Among the items below, return the lines verbatim, starting with the line that contains "159, 228, 162]" and ending after the line that contains "164, 311, 168]".

## AVAILABLE RECORDS
>> Start
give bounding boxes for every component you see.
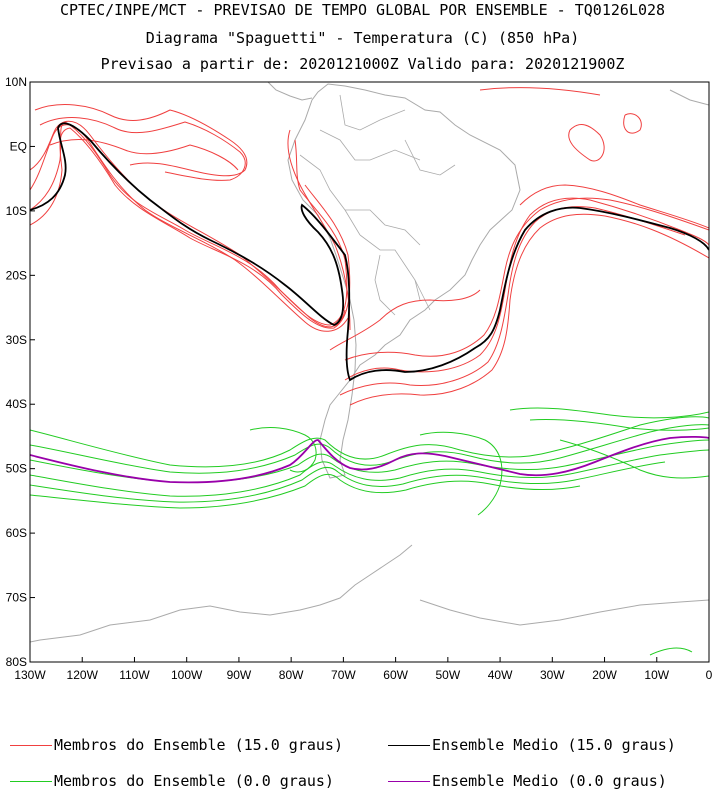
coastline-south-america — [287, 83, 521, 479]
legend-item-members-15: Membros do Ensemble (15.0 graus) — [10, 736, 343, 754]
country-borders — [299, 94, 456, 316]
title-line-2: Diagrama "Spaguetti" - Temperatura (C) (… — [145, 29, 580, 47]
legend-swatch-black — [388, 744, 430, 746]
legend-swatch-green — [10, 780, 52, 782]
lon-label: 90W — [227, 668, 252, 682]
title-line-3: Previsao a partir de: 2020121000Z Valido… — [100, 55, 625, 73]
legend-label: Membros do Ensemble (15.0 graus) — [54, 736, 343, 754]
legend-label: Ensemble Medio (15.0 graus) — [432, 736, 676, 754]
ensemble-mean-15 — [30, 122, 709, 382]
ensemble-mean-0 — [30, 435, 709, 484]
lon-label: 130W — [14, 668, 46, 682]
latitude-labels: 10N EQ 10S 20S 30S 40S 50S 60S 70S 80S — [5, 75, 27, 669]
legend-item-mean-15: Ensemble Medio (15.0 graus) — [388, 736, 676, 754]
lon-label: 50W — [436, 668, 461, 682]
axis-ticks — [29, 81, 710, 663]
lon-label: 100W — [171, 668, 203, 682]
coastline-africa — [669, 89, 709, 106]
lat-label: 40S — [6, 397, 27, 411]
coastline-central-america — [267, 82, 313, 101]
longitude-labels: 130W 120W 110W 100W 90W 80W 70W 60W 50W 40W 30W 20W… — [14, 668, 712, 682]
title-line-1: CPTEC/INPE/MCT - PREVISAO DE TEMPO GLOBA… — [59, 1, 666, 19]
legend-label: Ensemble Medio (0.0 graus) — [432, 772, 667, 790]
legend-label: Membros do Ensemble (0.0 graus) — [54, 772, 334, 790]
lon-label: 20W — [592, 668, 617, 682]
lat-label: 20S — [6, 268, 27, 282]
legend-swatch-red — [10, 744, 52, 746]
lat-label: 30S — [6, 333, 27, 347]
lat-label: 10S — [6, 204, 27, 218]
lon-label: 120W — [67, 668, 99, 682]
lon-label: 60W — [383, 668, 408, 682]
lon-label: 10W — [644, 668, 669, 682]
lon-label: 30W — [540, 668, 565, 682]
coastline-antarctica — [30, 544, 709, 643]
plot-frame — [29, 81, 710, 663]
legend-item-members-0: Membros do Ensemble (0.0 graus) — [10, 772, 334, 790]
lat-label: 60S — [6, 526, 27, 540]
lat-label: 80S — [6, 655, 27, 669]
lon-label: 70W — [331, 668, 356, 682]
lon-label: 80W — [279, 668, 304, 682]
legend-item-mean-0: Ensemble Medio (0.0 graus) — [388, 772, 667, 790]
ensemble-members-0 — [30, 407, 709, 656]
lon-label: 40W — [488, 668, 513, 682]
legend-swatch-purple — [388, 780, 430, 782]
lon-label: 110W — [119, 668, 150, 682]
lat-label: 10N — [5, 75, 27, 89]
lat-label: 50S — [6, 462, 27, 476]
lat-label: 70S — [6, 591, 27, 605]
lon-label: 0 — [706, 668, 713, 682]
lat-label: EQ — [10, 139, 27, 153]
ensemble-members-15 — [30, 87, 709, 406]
>> End
>> Start
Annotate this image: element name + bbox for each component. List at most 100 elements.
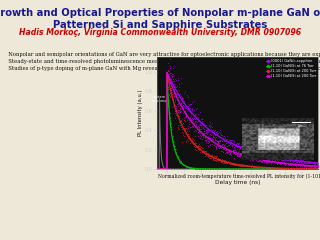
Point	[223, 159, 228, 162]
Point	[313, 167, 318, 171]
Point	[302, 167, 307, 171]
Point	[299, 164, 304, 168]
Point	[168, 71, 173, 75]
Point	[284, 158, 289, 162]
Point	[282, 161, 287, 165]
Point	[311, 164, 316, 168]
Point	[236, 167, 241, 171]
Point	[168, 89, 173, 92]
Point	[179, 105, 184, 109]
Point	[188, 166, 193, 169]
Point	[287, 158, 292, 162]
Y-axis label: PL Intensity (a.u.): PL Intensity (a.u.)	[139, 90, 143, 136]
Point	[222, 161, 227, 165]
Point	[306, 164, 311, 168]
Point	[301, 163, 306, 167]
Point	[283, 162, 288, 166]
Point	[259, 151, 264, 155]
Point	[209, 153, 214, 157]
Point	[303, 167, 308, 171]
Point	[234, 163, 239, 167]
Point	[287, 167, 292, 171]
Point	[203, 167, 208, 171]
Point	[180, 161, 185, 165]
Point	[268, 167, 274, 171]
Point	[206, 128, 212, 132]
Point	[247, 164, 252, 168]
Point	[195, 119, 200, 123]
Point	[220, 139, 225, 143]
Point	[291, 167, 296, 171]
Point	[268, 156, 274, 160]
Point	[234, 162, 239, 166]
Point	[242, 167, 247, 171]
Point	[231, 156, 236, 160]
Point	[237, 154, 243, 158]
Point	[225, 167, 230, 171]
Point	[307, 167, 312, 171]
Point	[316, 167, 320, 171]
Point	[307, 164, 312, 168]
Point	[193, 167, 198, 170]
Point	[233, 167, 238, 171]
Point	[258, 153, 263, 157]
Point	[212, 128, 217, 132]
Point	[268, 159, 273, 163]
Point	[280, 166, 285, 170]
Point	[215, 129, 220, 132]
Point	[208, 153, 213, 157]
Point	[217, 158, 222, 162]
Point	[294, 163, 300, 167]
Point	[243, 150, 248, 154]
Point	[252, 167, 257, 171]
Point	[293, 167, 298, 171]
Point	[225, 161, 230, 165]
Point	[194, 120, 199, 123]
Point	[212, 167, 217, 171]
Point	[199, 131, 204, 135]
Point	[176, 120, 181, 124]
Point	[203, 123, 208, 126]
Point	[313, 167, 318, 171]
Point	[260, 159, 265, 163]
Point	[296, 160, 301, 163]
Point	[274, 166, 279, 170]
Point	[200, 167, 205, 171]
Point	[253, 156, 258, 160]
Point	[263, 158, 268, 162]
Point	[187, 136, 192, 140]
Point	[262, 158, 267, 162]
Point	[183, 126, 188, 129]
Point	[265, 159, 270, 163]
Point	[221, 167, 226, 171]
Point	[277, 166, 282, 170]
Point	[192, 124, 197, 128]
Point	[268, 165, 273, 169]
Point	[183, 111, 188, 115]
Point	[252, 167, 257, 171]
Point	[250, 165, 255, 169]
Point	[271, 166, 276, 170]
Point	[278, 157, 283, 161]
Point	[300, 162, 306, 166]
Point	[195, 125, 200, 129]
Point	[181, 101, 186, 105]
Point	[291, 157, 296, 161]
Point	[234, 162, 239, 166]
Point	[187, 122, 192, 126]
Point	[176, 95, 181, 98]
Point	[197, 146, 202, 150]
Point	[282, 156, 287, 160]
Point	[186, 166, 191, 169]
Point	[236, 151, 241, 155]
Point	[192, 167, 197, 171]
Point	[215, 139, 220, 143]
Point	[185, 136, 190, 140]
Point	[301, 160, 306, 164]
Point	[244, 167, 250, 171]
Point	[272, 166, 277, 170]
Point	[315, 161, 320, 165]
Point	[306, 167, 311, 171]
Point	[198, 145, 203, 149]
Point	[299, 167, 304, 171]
>> End
## EXPECTED ANSWER
Point	[223, 159, 228, 162]
Point	[313, 167, 318, 171]
Point	[302, 167, 307, 171]
Point	[299, 164, 304, 168]
Point	[168, 71, 173, 75]
Point	[284, 158, 289, 162]
Point	[282, 161, 287, 165]
Point	[311, 164, 316, 168]
Point	[236, 167, 241, 171]
Point	[168, 89, 173, 92]
Point	[179, 105, 184, 109]
Point	[188, 166, 193, 169]
Point	[287, 158, 292, 162]
Y-axis label: PL Intensity (a.u.): PL Intensity (a.u.)	[139, 90, 143, 136]
Point	[222, 161, 227, 165]
Point	[306, 164, 311, 168]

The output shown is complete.